Source passage:
▼

As an experiment, we showed the program a hand-drawn picture of a duck, similar to a Google demo.

Prompt: Tell me what you see.

Response : It’s a simple drawing of a duck in water.

▲

Work order 1:
In the source passage, what did the program say it saw in the picture?
Work order 2:
Write out the source passage word for word, starting with "As an experiment, we" and going on through "duck in water.".
This material has nothing to do with the source passage.

Dataset excerpts
▼

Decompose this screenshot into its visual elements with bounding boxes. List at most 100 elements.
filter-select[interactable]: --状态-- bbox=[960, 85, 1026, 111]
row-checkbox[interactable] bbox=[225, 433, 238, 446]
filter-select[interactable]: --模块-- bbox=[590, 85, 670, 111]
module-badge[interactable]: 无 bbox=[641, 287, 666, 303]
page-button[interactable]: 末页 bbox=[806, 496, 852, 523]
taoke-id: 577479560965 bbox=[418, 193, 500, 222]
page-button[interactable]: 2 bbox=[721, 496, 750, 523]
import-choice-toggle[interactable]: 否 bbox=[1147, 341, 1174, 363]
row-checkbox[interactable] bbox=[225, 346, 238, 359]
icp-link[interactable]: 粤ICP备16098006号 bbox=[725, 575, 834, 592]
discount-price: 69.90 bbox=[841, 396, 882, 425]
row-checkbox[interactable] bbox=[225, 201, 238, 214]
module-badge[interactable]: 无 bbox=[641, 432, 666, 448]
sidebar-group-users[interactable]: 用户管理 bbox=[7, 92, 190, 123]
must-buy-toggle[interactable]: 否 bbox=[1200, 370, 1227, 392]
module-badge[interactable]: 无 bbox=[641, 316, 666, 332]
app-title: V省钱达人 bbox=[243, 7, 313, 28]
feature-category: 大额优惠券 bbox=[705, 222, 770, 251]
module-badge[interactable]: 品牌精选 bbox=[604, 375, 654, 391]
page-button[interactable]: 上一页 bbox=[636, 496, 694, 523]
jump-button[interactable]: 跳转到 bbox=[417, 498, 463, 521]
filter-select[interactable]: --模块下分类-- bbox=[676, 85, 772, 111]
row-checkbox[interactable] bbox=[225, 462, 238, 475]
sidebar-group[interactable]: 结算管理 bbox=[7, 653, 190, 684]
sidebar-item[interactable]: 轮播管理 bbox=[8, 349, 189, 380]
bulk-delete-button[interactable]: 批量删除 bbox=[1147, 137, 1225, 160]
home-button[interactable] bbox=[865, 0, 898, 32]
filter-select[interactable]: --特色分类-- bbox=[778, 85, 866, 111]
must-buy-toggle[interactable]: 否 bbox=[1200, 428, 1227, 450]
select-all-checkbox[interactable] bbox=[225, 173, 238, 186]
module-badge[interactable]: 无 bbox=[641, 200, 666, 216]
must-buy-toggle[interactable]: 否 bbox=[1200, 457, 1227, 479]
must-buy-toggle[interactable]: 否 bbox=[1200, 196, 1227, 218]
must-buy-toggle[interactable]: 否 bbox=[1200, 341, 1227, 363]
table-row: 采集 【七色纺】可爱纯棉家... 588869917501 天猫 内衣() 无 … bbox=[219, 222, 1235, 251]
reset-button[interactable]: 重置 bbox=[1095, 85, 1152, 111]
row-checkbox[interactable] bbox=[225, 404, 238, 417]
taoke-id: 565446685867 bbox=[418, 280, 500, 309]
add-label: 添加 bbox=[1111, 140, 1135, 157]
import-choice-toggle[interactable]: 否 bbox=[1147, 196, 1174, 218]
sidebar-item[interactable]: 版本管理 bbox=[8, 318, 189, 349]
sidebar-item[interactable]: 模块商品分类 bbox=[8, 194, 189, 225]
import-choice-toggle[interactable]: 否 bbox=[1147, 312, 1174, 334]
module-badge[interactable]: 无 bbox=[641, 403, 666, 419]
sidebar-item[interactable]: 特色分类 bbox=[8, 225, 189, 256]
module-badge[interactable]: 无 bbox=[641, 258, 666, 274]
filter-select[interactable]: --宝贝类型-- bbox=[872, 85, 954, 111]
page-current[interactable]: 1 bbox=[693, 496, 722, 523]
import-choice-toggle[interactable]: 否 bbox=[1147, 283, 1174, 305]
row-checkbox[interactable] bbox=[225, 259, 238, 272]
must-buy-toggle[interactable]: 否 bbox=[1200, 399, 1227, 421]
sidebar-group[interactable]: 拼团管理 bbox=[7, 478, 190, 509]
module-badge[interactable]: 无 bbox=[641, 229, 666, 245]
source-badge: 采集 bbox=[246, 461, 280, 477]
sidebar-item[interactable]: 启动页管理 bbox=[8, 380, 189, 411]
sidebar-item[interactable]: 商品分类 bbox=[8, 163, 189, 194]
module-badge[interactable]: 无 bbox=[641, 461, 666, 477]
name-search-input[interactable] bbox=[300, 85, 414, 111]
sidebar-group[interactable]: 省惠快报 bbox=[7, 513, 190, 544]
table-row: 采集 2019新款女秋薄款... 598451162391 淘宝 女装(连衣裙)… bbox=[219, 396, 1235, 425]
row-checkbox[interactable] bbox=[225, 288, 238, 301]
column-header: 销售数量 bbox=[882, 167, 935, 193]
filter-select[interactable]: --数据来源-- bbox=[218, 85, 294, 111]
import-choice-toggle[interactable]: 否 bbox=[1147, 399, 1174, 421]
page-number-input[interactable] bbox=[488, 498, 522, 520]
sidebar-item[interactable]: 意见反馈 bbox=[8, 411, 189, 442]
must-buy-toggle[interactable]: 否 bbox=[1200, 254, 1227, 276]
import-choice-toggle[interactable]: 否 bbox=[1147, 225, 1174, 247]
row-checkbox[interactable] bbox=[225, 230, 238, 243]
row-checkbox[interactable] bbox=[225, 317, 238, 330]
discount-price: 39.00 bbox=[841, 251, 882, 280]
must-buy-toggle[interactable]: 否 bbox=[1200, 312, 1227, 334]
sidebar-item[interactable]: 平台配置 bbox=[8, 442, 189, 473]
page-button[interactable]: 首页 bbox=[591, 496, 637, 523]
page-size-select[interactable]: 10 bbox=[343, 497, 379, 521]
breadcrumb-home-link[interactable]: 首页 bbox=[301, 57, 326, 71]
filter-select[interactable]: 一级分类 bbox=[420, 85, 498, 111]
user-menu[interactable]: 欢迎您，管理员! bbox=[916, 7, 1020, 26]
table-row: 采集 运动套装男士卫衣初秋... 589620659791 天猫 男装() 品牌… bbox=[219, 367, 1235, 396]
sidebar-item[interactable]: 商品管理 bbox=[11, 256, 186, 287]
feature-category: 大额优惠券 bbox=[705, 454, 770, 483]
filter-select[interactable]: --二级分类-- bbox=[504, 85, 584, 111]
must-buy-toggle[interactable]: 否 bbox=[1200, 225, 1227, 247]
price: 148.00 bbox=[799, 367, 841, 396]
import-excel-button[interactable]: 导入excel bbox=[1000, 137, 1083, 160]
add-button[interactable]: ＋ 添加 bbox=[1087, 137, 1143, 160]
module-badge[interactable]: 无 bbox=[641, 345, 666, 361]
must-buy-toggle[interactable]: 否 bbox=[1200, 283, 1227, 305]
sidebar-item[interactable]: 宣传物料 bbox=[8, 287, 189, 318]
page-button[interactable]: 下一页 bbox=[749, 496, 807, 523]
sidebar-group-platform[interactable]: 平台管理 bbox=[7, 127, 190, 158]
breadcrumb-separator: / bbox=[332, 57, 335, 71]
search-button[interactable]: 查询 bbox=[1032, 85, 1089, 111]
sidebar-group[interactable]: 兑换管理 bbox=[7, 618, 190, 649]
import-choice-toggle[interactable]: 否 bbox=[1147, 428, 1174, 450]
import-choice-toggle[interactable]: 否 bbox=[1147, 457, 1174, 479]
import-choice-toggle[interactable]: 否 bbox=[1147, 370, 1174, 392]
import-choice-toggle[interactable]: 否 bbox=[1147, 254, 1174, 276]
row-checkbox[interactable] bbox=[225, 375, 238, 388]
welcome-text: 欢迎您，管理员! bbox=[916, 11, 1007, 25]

▲

Problem solution 1:
A simple drawing of a duck in water.

Problem solution 2:
As an experiment, we showed the program a hand-drawn picture of a duck, similar to a Google demo.

Prompt: Tell me what you see.

Response : It’s a simple drawing of a duck in water.